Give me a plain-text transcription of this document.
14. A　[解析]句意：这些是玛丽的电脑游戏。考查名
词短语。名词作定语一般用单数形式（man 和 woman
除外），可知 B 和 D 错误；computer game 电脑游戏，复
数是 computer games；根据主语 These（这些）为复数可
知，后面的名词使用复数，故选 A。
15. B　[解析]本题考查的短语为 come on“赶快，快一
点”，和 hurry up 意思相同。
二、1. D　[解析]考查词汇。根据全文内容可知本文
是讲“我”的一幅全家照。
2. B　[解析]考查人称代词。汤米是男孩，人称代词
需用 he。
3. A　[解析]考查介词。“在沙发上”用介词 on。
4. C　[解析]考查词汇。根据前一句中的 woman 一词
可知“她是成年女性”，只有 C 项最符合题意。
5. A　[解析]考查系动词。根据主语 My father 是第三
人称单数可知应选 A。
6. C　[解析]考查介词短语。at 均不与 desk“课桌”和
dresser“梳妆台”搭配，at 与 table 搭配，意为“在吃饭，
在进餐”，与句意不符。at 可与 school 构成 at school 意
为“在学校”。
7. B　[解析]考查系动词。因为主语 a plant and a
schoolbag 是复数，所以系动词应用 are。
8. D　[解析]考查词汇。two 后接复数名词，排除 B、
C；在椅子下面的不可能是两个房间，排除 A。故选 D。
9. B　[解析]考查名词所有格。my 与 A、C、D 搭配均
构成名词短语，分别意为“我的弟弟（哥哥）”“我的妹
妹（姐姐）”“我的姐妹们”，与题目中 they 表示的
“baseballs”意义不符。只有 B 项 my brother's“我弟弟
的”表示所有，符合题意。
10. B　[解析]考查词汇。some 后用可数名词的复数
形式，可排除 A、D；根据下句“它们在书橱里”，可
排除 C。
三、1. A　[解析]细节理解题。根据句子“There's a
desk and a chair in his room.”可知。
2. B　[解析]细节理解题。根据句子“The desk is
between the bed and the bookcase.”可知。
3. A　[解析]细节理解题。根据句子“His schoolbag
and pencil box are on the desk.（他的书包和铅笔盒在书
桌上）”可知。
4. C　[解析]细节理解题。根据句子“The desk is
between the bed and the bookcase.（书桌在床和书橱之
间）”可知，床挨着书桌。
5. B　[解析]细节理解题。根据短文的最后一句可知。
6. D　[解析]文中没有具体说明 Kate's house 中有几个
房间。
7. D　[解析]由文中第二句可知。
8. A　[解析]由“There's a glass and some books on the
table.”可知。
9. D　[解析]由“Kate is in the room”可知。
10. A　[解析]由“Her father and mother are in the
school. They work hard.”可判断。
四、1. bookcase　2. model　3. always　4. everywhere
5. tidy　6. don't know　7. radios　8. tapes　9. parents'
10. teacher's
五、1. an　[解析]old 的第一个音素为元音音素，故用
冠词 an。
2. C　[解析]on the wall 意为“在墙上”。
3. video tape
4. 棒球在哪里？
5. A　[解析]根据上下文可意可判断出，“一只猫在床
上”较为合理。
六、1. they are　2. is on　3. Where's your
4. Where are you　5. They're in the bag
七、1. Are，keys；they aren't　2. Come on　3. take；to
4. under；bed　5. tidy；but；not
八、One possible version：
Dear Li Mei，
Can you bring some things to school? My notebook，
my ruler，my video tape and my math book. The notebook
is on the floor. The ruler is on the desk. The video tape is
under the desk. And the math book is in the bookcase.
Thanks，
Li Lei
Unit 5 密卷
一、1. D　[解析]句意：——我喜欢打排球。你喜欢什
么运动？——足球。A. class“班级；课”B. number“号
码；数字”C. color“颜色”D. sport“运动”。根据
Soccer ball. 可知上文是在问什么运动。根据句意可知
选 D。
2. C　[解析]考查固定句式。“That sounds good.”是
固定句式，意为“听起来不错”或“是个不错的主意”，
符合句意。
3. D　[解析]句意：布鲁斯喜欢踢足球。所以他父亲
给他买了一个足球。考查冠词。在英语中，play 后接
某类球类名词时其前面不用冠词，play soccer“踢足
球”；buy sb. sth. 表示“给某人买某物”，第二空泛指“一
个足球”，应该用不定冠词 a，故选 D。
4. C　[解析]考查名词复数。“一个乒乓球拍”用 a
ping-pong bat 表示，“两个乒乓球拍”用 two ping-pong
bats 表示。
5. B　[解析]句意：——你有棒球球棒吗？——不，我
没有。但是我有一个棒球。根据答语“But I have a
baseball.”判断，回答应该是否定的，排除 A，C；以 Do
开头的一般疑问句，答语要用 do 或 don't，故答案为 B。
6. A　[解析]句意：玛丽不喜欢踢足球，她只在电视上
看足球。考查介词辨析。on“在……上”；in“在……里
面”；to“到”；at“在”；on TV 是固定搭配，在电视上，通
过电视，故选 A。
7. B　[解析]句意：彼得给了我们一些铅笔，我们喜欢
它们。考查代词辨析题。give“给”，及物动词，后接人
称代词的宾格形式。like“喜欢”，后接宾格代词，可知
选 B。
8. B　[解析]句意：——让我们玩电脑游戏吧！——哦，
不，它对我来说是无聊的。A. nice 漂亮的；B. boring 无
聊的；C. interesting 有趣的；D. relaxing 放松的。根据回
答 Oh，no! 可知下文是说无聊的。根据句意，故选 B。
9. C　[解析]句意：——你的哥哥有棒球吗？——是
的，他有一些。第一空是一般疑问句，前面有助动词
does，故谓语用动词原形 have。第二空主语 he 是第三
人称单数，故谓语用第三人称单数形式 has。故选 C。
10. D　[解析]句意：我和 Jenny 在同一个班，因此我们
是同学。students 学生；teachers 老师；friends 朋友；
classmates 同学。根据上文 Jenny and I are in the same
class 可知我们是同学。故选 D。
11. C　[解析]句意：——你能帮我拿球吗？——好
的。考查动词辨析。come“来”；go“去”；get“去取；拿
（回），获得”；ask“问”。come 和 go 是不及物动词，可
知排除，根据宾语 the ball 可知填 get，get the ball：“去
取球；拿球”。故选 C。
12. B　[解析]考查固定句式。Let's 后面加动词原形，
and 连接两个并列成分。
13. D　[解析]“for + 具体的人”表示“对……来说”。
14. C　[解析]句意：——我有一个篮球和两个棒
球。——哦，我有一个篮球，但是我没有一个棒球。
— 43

* **The request**
Filter the data, keeping only the lines that contain "tidy".

* **Solved exercise**
5. tidy　6. don't know　7. radios　8. tapes　9. parents'
4. under；bed　5. tidy；but；not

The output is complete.